Directive >> The records that follow are to be repeated without alteration.

Record excerpts >>
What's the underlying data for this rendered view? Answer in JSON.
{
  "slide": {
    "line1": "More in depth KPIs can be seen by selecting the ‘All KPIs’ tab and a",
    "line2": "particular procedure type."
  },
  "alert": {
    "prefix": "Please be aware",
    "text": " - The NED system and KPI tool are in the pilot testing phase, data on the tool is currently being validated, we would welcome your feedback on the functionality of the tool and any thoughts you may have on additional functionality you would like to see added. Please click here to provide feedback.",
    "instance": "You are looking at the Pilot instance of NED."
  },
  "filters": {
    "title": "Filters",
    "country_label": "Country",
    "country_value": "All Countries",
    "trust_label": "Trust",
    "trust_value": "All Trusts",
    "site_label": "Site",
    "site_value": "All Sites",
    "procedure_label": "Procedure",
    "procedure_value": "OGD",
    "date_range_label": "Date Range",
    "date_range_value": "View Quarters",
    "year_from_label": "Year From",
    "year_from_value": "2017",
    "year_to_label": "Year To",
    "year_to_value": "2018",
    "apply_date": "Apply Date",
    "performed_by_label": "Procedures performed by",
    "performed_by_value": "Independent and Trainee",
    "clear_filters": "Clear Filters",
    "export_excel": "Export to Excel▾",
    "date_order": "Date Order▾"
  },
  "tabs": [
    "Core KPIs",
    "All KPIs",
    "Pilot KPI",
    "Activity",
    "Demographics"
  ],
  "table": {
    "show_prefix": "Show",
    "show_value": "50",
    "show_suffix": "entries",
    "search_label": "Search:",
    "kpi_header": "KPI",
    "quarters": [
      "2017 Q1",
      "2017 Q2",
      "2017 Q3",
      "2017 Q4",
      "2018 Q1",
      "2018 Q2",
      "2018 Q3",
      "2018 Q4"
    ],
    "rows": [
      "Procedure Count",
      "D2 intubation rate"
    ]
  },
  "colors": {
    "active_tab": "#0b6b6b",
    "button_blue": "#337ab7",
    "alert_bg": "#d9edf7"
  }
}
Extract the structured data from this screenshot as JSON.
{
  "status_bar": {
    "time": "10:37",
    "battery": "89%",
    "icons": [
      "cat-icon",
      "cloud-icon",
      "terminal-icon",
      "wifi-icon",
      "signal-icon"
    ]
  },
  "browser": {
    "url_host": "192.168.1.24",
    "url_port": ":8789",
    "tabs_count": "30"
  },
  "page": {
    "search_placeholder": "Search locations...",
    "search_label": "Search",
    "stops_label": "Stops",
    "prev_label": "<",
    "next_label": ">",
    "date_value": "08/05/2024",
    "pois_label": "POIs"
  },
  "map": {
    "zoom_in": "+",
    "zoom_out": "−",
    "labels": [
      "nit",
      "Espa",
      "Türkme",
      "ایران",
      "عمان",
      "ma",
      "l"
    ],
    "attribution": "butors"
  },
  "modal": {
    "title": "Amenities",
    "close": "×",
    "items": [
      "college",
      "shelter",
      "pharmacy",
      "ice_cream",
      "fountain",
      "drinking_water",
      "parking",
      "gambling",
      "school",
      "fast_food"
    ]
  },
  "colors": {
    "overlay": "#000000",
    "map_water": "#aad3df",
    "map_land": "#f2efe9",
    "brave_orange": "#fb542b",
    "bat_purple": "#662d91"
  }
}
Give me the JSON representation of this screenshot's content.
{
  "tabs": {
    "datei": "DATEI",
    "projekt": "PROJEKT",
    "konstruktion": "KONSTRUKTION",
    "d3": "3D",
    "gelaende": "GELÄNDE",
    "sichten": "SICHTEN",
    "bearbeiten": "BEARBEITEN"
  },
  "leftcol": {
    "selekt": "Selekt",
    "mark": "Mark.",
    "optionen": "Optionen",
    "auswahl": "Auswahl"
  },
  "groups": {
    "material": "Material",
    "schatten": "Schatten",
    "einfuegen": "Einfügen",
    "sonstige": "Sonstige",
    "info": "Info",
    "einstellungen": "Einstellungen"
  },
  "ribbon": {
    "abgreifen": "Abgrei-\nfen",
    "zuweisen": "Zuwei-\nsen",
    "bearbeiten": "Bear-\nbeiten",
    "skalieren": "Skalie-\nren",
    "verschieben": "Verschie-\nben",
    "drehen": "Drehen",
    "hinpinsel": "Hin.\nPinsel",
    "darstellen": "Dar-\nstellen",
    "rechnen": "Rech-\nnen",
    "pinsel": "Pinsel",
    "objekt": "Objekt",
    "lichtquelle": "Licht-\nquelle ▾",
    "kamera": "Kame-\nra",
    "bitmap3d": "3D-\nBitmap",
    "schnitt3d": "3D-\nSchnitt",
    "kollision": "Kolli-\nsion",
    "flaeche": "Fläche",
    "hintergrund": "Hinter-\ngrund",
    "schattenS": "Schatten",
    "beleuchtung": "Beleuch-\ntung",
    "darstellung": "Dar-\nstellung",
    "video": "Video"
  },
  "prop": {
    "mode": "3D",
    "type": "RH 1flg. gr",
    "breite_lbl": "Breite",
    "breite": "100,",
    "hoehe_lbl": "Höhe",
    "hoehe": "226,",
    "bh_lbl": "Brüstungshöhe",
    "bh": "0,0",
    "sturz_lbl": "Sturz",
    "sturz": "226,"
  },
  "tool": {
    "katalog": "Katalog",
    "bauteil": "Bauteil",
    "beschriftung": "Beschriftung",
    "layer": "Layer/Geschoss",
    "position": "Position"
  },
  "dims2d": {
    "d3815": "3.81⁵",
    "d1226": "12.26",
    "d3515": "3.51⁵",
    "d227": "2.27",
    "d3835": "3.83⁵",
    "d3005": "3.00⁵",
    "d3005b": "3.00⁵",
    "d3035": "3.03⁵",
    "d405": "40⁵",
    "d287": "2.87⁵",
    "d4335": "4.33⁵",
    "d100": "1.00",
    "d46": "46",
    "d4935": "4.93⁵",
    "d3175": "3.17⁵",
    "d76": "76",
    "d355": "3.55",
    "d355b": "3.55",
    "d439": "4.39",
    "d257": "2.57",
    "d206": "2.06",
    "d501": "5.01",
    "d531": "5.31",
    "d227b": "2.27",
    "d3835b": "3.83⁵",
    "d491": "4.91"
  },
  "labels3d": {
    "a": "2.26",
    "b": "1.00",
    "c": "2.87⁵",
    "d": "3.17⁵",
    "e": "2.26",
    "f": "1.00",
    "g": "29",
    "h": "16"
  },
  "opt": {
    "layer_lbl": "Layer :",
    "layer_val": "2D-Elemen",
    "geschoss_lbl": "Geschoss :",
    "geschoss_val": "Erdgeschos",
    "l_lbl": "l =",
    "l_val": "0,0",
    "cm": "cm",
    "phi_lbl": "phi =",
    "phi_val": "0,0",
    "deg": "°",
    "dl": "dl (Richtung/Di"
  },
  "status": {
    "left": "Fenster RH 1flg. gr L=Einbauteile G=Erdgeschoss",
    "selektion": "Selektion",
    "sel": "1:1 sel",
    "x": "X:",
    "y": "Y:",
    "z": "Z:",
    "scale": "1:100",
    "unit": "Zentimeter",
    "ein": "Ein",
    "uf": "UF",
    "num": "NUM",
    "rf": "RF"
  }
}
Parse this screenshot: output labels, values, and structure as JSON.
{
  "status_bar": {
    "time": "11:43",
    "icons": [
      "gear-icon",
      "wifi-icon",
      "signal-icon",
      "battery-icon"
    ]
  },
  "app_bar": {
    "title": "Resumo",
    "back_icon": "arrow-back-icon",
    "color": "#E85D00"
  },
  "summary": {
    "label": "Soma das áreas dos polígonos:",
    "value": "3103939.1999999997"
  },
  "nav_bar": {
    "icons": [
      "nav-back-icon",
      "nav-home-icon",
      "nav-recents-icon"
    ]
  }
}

Response to the exercise >>
What's the underlying data for this rendered view? Answer in JSON.
{
  "slide": {
    "line1": "More in depth KPIs can be seen by selecting the ‘All KPIs’ tab and a",
    "line2": "particular procedure type."
  },
  "alert": {
    "prefix": "Please be aware",
    "text": " - The NED system and KPI tool are in the pilot testing phase, data on the tool is currently being validated, we would welcome your feedback on the functionality of the tool and any thoughts you may have on additional functionality you would like to see added. Please click here to provide feedback.",
    "instance": "You are looking at the Pilot instance of NED."
  },
  "filters": {
    "title": "Filters",
    "country_label": "Country",
    "country_value": "All Countries",
    "trust_label": "Trust",
    "trust_value": "All Trusts",
    "site_label": "Site",
    "site_value": "All Sites",
    "procedure_label": "Procedure",
    "procedure_value": "OGD",
    "date_range_label": "Date Range",
    "date_range_value": "View Quarters",
    "year_from_label": "Year From",
    "year_from_value": "2017",
    "year_to_label": "Year To",
    "year_to_value": "2018",
    "apply_date": "Apply Date",
    "performed_by_label": "Procedures performed by",
    "performed_by_value": "Independent and Trainee",
    "clear_filters": "Clear Filters",
    "export_excel": "Export to Excel▾",
    "date_order": "Date Order▾"
  },
  "tabs": [
    "Core KPIs",
    "All KPIs",
    "Pilot KPI",
    "Activity",
    "Demographics"
  ],
  "table": {
    "show_prefix": "Show",
    "show_value": "50",
    "show_suffix": "entries",
    "search_label": "Search:",
    "kpi_header": "KPI",
    "quarters": [
      "2017 Q1",
      "2017 Q2",
      "2017 Q3",
      "2017 Q4",
      "2018 Q1",
      "2018 Q2",
      "2018 Q3",
      "2018 Q4"
    ],
    "rows": [
      "Procedure Count",
      "D2 intubation rate"
    ]
  },
  "colors": {
    "active_tab": "#0b6b6b",
    "button_blue": "#337ab7",
    "alert_bg": "#d9edf7"
  }
}
Extract the structured data from this screenshot as JSON.
{
  "status_bar": {
    "time": "10:37",
    "battery": "89%",
    "icons": [
      "cat-icon",
      "cloud-icon",
      "terminal-icon",
      "wifi-icon",
      "signal-icon"
    ]
  },
  "browser": {
    "url_host": "192.168.1.24",
    "url_port": ":8789",
    "tabs_count": "30"
  },
  "page": {
    "search_placeholder": "Search locations...",
    "search_label": "Search",
    "stops_label": "Stops",
    "prev_label": "<",
    "next_label": ">",
    "date_value": "08/05/2024",
    "pois_label": "POIs"
  },
  "map": {
    "zoom_in": "+",
    "zoom_out": "−",
    "labels": [
      "nit",
      "Espa",
      "Türkme",
      "ایران",
      "عمان",
      "ma",
      "l"
    ],
    "attribution": "butors"
  },
  "modal": {
    "title": "Amenities",
    "close": "×",
    "items": [
      "college",
      "shelter",
      "pharmacy",
      "ice_cream",
      "fountain",
      "drinking_water",
      "parking",
      "gambling",
      "school",
      "fast_food"
    ]
  },
  "colors": {
    "overlay": "#000000",
    "map_water": "#aad3df",
    "map_land": "#f2efe9",
    "brave_orange": "#fb542b",
    "bat_purple": "#662d91"
  }
}
Give me the JSON representation of this screenshot's content.
{
  "tabs": {
    "datei": "DATEI",
    "projekt": "PROJEKT",
    "konstruktion": "KONSTRUKTION",
    "d3": "3D",
    "gelaende": "GELÄNDE",
    "sichten": "SICHTEN",
    "bearbeiten": "BEARBEITEN"
  },
  "leftcol": {
    "selekt": "Selekt",
    "mark": "Mark.",
    "optionen": "Optionen",
    "auswahl": "Auswahl"
  },
  "groups": {
    "material": "Material",
    "schatten": "Schatten",
    "einfuegen": "Einfügen",
    "sonstige": "Sonstige",
    "info": "Info",
    "einstellungen": "Einstellungen"
  },
  "ribbon": {
    "abgreifen": "Abgrei-\nfen",
    "zuweisen": "Zuwei-\nsen",
    "bearbeiten": "Bear-\nbeiten",
    "skalieren": "Skalie-\nren",
    "verschieben": "Verschie-\nben",
    "drehen": "Drehen",
    "hinpinsel": "Hin.\nPinsel",
    "darstellen": "Dar-\nstellen",
    "rechnen": "Rech-\nnen",
    "pinsel": "Pinsel",
    "objekt": "Objekt",
    "lichtquelle": "Licht-\nquelle ▾",
    "kamera": "Kame-\nra",
    "bitmap3d": "3D-\nBitmap",
    "schnitt3d": "3D-\nSchnitt",
    "kollision": "Kolli-\nsion",
    "flaeche": "Fläche",
    "hintergrund": "Hinter-\ngrund",
    "schattenS": "Schatten",
    "beleuchtung": "Beleuch-\ntung",
    "darstellung": "Dar-\nstellung",
    "video": "Video"
  },
  "prop": {
    "mode": "3D",
    "type": "RH 1flg. gr",
    "breite_lbl": "Breite",
    "breite": "100,",
    "hoehe_lbl": "Höhe",
    "hoehe": "226,",
    "bh_lbl": "Brüstungshöhe",
    "bh": "0,0",
    "sturz_lbl": "Sturz",
    "sturz": "226,"
  },
  "tool": {
    "katalog": "Katalog",
    "bauteil": "Bauteil",
    "beschriftung": "Beschriftung",
    "layer": "Layer/Geschoss",
    "position": "Position"
  },
  "dims2d": {
    "d3815": "3.81⁵",
    "d1226": "12.26",
    "d3515": "3.51⁵",
    "d227": "2.27",
    "d3835": "3.83⁵",
    "d3005": "3.00⁵",
    "d3005b": "3.00⁵",
    "d3035": "3.03⁵",
    "d405": "40⁵",
    "d287": "2.87⁵",
    "d4335": "4.33⁵",
    "d100": "1.00",
    "d46": "46",
    "d4935": "4.93⁵",
    "d3175": "3.17⁵",
    "d76": "76",
    "d355": "3.55",
    "d355b": "3.55",
    "d439": "4.39",
    "d257": "2.57",
    "d206": "2.06",
    "d501": "5.01",
    "d531": "5.31",
    "d227b": "2.27",
    "d3835b": "3.83⁵",
    "d491": "4.91"
  },
  "labels3d": {
    "a": "2.26",
    "b": "1.00",
    "c": "2.87⁵",
    "d": "3.17⁵",
    "e": "2.26",
    "f": "1.00",
    "g": "29",
    "h": "16"
  },
  "opt": {
    "layer_lbl": "Layer :",
    "layer_val": "2D-Elemen",
    "geschoss_lbl": "Geschoss :",
    "geschoss_val": "Erdgeschos",
    "l_lbl": "l =",
    "l_val": "0,0",
    "cm": "cm",
    "phi_lbl": "phi =",
    "phi_val": "0,0",
    "deg": "°",
    "dl": "dl (Richtung/Di"
  },
  "status": {
    "left": "Fenster RH 1flg. gr L=Einbauteile G=Erdgeschoss",
    "selektion": "Selektion",
    "sel": "1:1 sel",
    "x": "X:",
    "y": "Y:",
    "z": "Z:",
    "scale": "1:100",
    "unit": "Zentimeter",
    "ein": "Ein",
    "uf": "UF",
    "num": "NUM",
    "rf": "RF"
  }
}
Parse this screenshot: output labels, values, and structure as JSON.
{
  "status_bar": {
    "time": "11:43",
    "icons": [
      "gear-icon",
      "wifi-icon",
      "signal-icon",
      "battery-icon"
    ]
  },
  "app_bar": {
    "title": "Resumo",
    "back_icon": "arrow-back-icon",
    "color": "#E85D00"
  },
  "summary": {
    "label": "Soma das áreas dos polígonos:",
    "value": "3103939.1999999997"
  },
  "nav_bar": {
    "icons": [
      "nav-back-icon",
      "nav-home-icon",
      "nav-recents-icon"
    ]
  }
}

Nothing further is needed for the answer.